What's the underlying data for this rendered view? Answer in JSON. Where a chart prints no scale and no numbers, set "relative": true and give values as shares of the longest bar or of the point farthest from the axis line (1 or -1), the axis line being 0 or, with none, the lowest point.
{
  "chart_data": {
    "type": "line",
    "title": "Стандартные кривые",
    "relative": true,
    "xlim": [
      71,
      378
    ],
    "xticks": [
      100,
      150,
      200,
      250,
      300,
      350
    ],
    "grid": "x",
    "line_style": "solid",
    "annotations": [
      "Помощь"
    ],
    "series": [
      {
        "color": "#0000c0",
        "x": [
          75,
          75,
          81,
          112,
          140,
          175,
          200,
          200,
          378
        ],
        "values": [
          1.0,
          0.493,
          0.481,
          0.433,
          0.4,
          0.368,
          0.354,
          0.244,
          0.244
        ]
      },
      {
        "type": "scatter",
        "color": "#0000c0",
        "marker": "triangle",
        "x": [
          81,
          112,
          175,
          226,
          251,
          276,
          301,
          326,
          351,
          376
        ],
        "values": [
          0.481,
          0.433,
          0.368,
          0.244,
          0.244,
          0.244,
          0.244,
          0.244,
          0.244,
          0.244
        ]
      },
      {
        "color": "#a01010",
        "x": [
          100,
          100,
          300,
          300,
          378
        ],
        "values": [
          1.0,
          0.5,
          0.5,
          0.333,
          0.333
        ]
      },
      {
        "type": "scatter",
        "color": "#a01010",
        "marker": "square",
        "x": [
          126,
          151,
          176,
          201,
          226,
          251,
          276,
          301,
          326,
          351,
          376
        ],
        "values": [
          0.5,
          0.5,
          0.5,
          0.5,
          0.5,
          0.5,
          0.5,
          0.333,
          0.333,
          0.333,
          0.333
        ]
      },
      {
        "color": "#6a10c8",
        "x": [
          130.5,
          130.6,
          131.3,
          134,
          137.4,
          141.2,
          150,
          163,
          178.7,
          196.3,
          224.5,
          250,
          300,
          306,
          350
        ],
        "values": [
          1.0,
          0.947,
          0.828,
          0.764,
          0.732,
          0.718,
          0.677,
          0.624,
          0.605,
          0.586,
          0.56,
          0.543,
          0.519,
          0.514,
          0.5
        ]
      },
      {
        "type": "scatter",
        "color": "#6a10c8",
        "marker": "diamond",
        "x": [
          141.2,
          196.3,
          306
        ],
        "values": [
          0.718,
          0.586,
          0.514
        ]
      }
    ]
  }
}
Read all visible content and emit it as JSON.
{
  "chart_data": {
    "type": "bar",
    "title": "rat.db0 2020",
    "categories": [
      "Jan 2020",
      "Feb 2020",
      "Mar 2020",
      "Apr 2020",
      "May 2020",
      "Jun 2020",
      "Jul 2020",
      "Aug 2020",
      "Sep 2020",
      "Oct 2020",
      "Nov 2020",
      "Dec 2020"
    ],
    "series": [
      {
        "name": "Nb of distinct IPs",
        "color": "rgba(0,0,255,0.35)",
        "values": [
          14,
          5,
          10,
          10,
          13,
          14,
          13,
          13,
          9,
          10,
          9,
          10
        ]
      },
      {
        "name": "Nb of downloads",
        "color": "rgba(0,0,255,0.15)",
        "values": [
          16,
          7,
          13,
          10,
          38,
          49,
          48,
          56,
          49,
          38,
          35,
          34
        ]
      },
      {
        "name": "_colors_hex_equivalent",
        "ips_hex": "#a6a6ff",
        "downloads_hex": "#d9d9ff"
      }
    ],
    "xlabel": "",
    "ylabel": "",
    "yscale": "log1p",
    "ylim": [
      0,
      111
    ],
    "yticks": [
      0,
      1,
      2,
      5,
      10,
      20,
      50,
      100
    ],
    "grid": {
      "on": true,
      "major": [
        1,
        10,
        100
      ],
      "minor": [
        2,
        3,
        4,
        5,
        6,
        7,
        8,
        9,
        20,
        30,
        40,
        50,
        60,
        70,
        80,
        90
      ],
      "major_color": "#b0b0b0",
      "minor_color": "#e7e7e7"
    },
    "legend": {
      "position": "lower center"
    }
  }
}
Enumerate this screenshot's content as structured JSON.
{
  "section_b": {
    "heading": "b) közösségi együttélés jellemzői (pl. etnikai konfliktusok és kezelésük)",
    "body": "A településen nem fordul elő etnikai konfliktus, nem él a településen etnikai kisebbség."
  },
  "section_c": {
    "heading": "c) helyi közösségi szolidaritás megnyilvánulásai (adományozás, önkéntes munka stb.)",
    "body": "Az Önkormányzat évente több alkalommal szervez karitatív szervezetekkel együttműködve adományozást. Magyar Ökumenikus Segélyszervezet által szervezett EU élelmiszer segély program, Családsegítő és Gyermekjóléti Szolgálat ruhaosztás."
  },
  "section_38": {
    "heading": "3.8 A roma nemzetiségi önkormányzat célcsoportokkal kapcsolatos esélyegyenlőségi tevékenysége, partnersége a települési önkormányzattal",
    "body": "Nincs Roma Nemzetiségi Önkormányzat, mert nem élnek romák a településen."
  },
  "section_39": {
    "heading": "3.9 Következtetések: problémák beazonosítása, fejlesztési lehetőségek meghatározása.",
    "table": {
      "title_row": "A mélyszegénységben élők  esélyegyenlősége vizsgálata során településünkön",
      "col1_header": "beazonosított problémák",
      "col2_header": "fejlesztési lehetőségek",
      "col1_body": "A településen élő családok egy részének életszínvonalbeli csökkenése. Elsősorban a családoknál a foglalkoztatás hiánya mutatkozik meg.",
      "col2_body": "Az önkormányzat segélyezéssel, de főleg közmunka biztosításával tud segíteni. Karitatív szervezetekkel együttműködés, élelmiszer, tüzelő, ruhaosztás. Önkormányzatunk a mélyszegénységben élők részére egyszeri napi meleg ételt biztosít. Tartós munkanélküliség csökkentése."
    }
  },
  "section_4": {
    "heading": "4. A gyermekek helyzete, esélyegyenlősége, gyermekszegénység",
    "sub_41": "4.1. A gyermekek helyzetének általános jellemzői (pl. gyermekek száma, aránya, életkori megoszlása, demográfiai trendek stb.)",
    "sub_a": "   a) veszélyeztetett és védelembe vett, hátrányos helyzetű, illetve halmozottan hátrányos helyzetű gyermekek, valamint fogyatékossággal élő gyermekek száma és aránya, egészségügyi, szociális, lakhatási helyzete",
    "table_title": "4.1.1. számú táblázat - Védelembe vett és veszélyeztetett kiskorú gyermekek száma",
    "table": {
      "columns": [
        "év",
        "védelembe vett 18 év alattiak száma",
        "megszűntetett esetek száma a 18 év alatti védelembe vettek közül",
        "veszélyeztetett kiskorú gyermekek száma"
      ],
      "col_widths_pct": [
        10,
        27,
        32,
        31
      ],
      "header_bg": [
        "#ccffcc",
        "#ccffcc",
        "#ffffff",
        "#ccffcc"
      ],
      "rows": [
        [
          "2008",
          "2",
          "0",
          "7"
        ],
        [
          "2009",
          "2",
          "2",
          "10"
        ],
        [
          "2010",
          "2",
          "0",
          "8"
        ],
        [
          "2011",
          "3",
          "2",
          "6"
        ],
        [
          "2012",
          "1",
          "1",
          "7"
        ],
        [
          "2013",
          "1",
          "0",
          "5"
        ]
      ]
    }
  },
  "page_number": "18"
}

········

Scan the data above; copy every line where "heading" appears.

    "heading": "b) közösségi együttélés jellemzői (pl. etnikai konfliktusok és kezelésük)",
    "heading": "c) helyi közösségi szolidaritás megnyilvánulásai (adományozás, önkéntes munka stb.)",
    "heading": "3.8 A roma nemzetiségi önkormányzat célcsoportokkal kapcsolatos esélyegyenlőségi tevékenysége, partnersége a települési önkormányzattal",
    "heading": "3.9 Következtetések: problémák beazonosítása, fejlesztési lehetőségek meghatározása.",
    "heading": "4. A gyermekek helyzete, esélyegyenlősége, gyermekszegénység",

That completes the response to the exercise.